__Task to carry out__: Without the pictures, return each record as it appears.

__Source data__:
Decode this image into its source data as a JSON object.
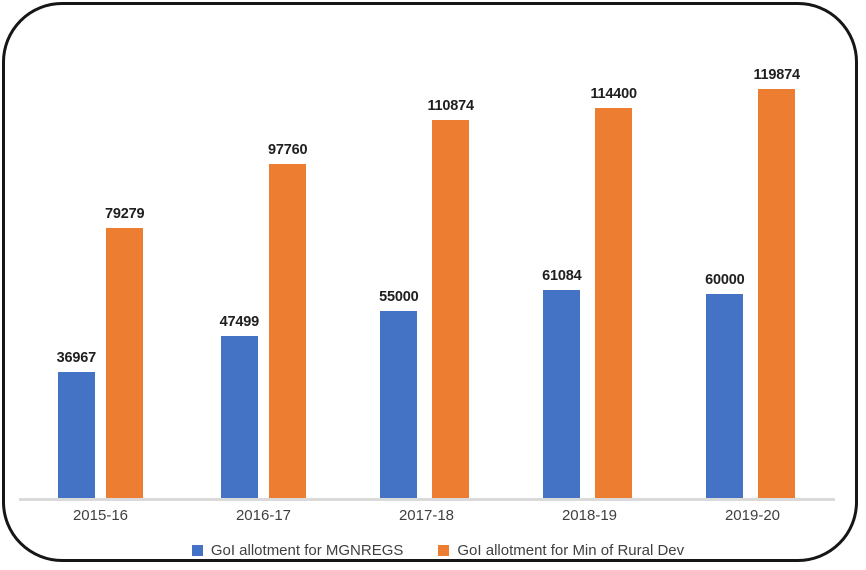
{
  "chart_data": {
    "type": "bar",
    "categories": [
      "2015-16",
      "2016-17",
      "2017-18",
      "2018-19",
      "2019-20"
    ],
    "series": [
      {
        "name": "GoI allotment for MGNREGS",
        "color": "#4472C4",
        "values": [
          36967,
          47499,
          55000,
          61084,
          60000
        ]
      },
      {
        "name": "GoI allotment for Min of Rural Dev",
        "color": "#ED7D31",
        "values": [
          79279,
          97760,
          110874,
          114400,
          119874
        ]
      }
    ],
    "title": "",
    "xlabel": "",
    "ylabel": "",
    "ylim": [
      0,
      131500
    ],
    "grid": false,
    "legend_position": "bottom",
    "data_labels": true
  },
  "colors": {
    "frame_border": "#161616",
    "axis_line": "#DADADA",
    "data_label_text": "#1F1F1F",
    "axis_label_text": "#3F3F3F",
    "background": "#FFFFFF"
  }
}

__Problem solution__:
Decode this image into its source data as a JSON object.
{
  "chart_data": {
    "type": "bar",
    "categories": [
      "2015-16",
      "2016-17",
      "2017-18",
      "2018-19",
      "2019-20"
    ],
    "series": [
      {
        "name": "GoI allotment for MGNREGS",
        "color": "#4472C4",
        "values": [
          36967,
          47499,
          55000,
          61084,
          60000
        ]
      },
      {
        "name": "GoI allotment for Min of Rural Dev",
        "color": "#ED7D31",
        "values": [
          79279,
          97760,
          110874,
          114400,
          119874
        ]
      }
    ],
    "title": "",
    "xlabel": "",
    "ylabel": "",
    "ylim": [
      0,
      131500
    ],
    "grid": false,
    "legend_position": "bottom",
    "data_labels": true
  },
  "colors": {
    "frame_border": "#161616",
    "axis_line": "#DADADA",
    "data_label_text": "#1F1F1F",
    "axis_label_text": "#3F3F3F",
    "background": "#FFFFFF"
  }
}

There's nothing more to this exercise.